— begin DATASET RECORDS —
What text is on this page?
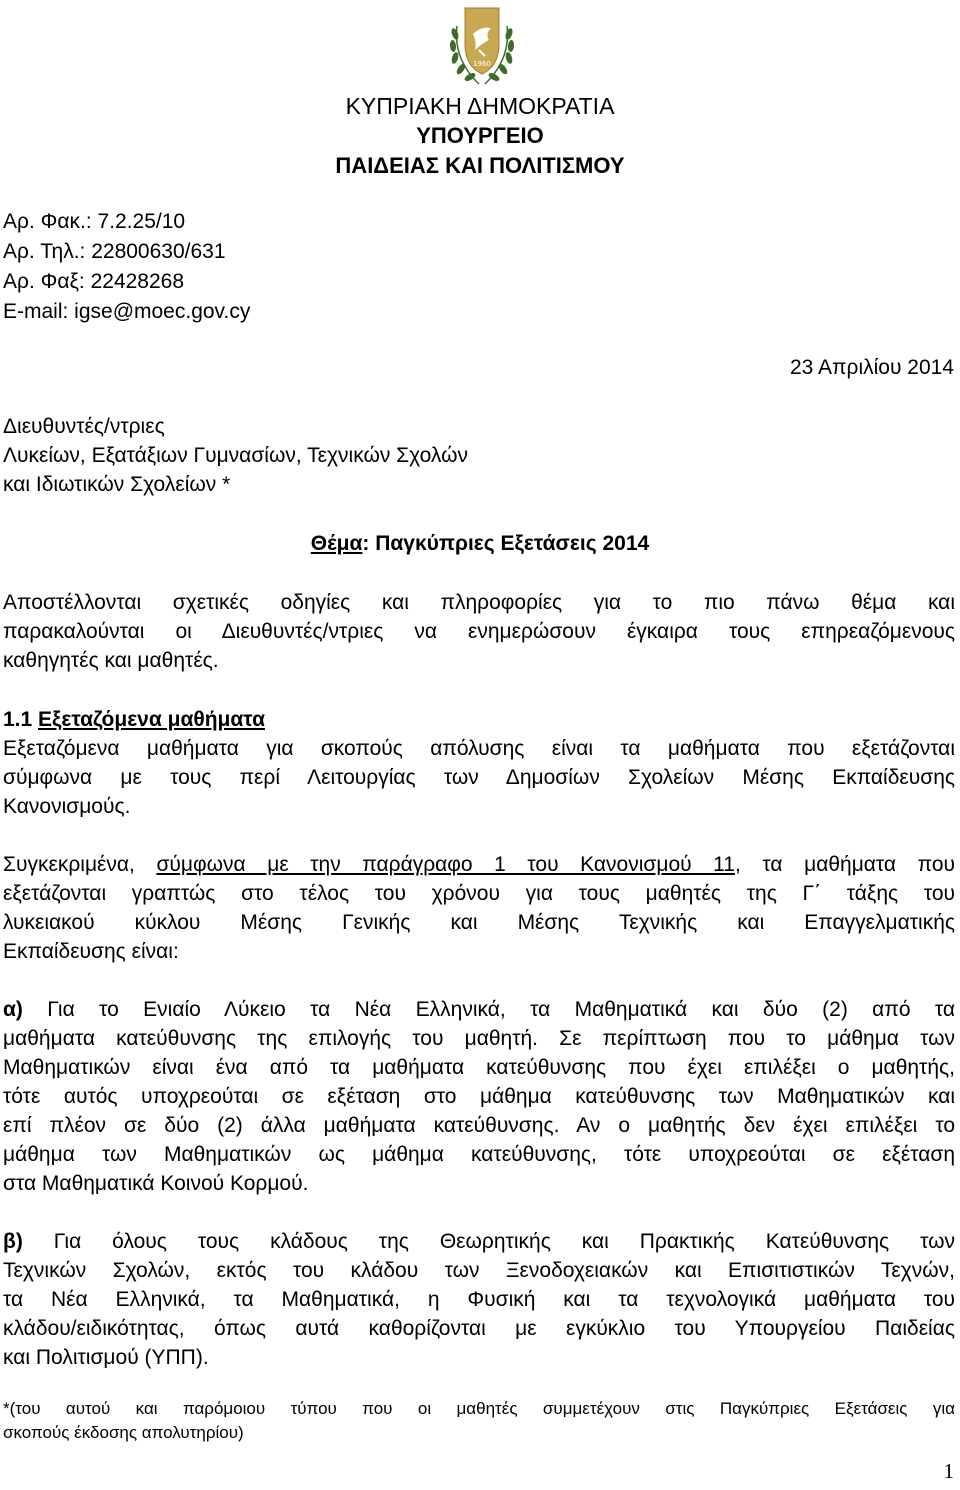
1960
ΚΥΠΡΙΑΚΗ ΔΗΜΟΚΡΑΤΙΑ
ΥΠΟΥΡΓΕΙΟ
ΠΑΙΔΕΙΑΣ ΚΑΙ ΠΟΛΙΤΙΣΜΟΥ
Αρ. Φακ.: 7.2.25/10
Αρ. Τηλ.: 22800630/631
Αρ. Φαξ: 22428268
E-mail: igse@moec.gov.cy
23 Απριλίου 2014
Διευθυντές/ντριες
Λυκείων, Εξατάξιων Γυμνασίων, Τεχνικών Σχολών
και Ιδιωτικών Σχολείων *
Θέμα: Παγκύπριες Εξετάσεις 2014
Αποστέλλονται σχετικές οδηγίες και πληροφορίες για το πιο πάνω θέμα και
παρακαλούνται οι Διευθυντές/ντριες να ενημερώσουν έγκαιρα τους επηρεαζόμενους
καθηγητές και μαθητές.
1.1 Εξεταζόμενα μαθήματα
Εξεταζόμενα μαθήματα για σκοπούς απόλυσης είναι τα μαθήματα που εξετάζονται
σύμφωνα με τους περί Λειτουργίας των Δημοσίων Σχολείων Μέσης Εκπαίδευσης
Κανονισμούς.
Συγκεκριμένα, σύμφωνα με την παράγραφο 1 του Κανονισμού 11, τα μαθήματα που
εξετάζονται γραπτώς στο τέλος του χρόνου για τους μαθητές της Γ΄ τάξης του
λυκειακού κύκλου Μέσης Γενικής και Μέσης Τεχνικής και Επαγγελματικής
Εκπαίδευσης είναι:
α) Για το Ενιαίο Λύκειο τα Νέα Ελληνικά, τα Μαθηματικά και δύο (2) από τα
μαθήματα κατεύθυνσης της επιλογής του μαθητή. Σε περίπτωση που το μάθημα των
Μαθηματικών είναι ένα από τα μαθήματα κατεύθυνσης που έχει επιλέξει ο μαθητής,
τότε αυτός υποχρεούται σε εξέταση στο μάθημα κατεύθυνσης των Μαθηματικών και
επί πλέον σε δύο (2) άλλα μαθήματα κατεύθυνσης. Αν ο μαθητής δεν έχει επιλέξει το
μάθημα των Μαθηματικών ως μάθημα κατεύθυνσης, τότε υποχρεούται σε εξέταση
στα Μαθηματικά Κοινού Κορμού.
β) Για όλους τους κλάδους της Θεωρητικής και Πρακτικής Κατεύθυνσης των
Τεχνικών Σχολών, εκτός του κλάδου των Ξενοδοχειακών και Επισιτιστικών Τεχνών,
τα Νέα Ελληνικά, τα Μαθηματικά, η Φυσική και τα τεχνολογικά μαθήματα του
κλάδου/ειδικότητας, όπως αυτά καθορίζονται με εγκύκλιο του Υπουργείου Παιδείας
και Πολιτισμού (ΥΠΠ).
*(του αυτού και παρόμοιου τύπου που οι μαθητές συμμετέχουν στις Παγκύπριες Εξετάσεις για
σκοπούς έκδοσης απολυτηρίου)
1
— end DATASET RECORDS —
▶ **INSTRUCTION**
Go through the data above and find the lines with the word "τους". Copy each of those lines.

▶ **COMPLETE ANSWER**
παρακαλούνται οι Διευθυντές/ντριες να ενημερώσουν έγκαιρα τους επηρεαζόμενους
σύμφωνα με τους περί Λειτουργίας των Δημοσίων Σχολείων Μέσης Εκπαίδευσης
εξετάζονται γραπτώς στο τέλος του χρόνου για τους μαθητές της Γ΄ τάξης του
β) Για όλους τους κλάδους της Θεωρητικής και Πρακτικής Κατεύθυνσης των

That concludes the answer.